■ WRITTEN EXERCISE
In your copy, include every line of the listing below exactly but none of the pictures.

■ DATA FOR PROCESSING

━━━

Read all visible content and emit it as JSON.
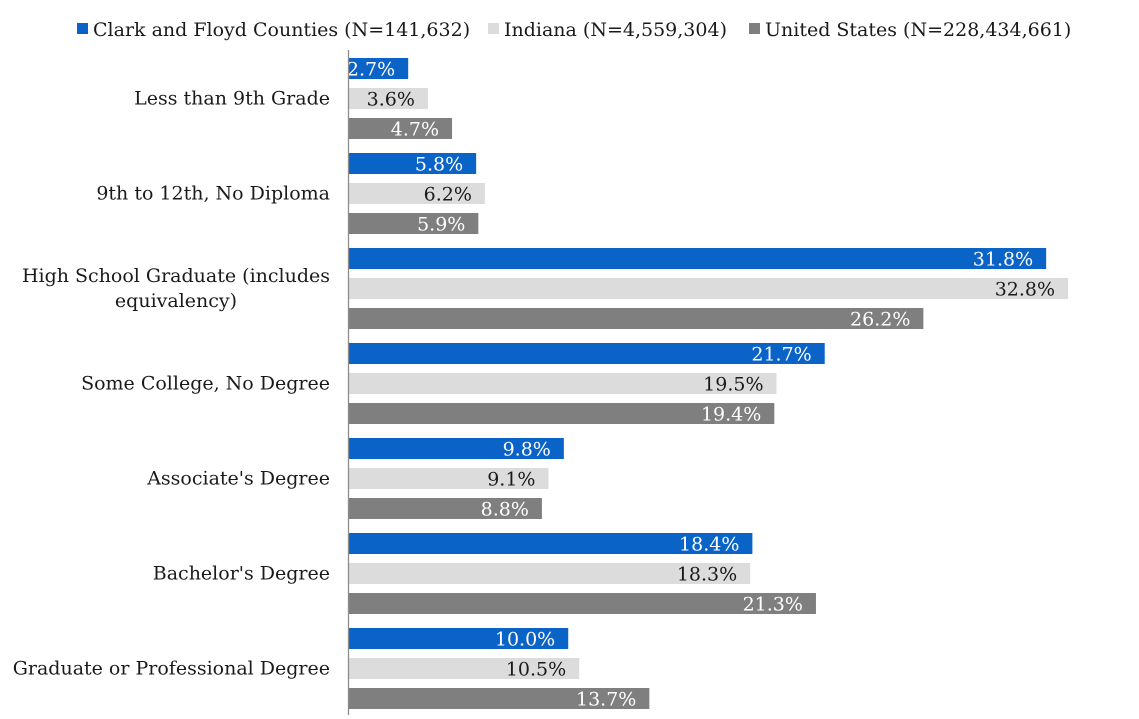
{
  "chart_data": {
    "type": "bar",
    "orientation": "horizontal",
    "categories": [
      "Less than 9th Grade",
      "9th to 12th, No Diploma",
      "High School Graduate (includes equivalency)",
      "Some College, No Degree",
      "Associate's Degree",
      "Bachelor's Degree",
      "Graduate or Professional Degree"
    ],
    "category_lines": [
      [
        "Less than 9th Grade"
      ],
      [
        "9th to 12th, No Diploma"
      ],
      [
        "High School Graduate (includes",
        "equivalency)"
      ],
      [
        "Some College, No Degree"
      ],
      [
        "Associate's Degree"
      ],
      [
        "Bachelor's Degree"
      ],
      [
        "Graduate or Professional Degree"
      ]
    ],
    "series": [
      {
        "name": "Clark and Floyd Counties (N=141,632)",
        "color": "#0a64c8",
        "label_color": "#ffffff",
        "values": [
          2.7,
          5.8,
          31.8,
          21.7,
          9.8,
          18.4,
          10.0
        ],
        "labels": [
          "2.7%",
          "5.8%",
          "31.8%",
          "21.7%",
          "9.8%",
          "18.4%",
          "10.0%"
        ]
      },
      {
        "name": "Indiana (N=4,559,304)",
        "color": "#dcdcdc",
        "label_color": "#1a1a1a",
        "values": [
          3.6,
          6.2,
          32.8,
          19.5,
          9.1,
          18.3,
          10.5
        ],
        "labels": [
          "3.6%",
          "6.2%",
          "32.8%",
          "19.5%",
          "9.1%",
          "18.3%",
          "10.5%"
        ]
      },
      {
        "name": "United States (N=228,434,661)",
        "color": "#7f7f7f",
        "label_color": "#ffffff",
        "values": [
          4.7,
          5.9,
          26.2,
          19.4,
          8.8,
          21.3,
          13.7
        ],
        "labels": [
          "4.7%",
          "5.9%",
          "26.2%",
          "19.4%",
          "8.8%",
          "21.3%",
          "13.7%"
        ]
      }
    ],
    "title": "",
    "xlabel": "",
    "ylabel": "",
    "xlim": [
      0,
      33.8
    ],
    "grid": false,
    "legend_position": "top"
  }
}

━━━

■ REPLY TO THE TASK
Read all visible content and emit it as JSON.
{
  "chart_data": {
    "type": "bar",
    "orientation": "horizontal",
    "categories": [
      "Less than 9th Grade",
      "9th to 12th, No Diploma",
      "High School Graduate (includes equivalency)",
      "Some College, No Degree",
      "Associate's Degree",
      "Bachelor's Degree",
      "Graduate or Professional Degree"
    ],
    "category_lines": [
      [
        "Less than 9th Grade"
      ],
      [
        "9th to 12th, No Diploma"
      ],
      [
        "High School Graduate (includes",
        "equivalency)"
      ],
      [
        "Some College, No Degree"
      ],
      [
        "Associate's Degree"
      ],
      [
        "Bachelor's Degree"
      ],
      [
        "Graduate or Professional Degree"
      ]
    ],
    "series": [
      {
        "name": "Clark and Floyd Counties (N=141,632)",
        "color": "#0a64c8",
        "label_color": "#ffffff",
        "values": [
          2.7,
          5.8,
          31.8,
          21.7,
          9.8,
          18.4,
          10.0
        ],
        "labels": [
          "2.7%",
          "5.8%",
          "31.8%",
          "21.7%",
          "9.8%",
          "18.4%",
          "10.0%"
        ]
      },
      {
        "name": "Indiana (N=4,559,304)",
        "color": "#dcdcdc",
        "label_color": "#1a1a1a",
        "values": [
          3.6,
          6.2,
          32.8,
          19.5,
          9.1,
          18.3,
          10.5
        ],
        "labels": [
          "3.6%",
          "6.2%",
          "32.8%",
          "19.5%",
          "9.1%",
          "18.3%",
          "10.5%"
        ]
      },
      {
        "name": "United States (N=228,434,661)",
        "color": "#7f7f7f",
        "label_color": "#ffffff",
        "values": [
          4.7,
          5.9,
          26.2,
          19.4,
          8.8,
          21.3,
          13.7
        ],
        "labels": [
          "4.7%",
          "5.9%",
          "26.2%",
          "19.4%",
          "8.8%",
          "21.3%",
          "13.7%"
        ]
      }
    ],
    "title": "",
    "xlabel": "",
    "ylabel": "",
    "xlim": [
      0,
      33.8
    ],
    "grid": false,
    "legend_position": "top"
  }
}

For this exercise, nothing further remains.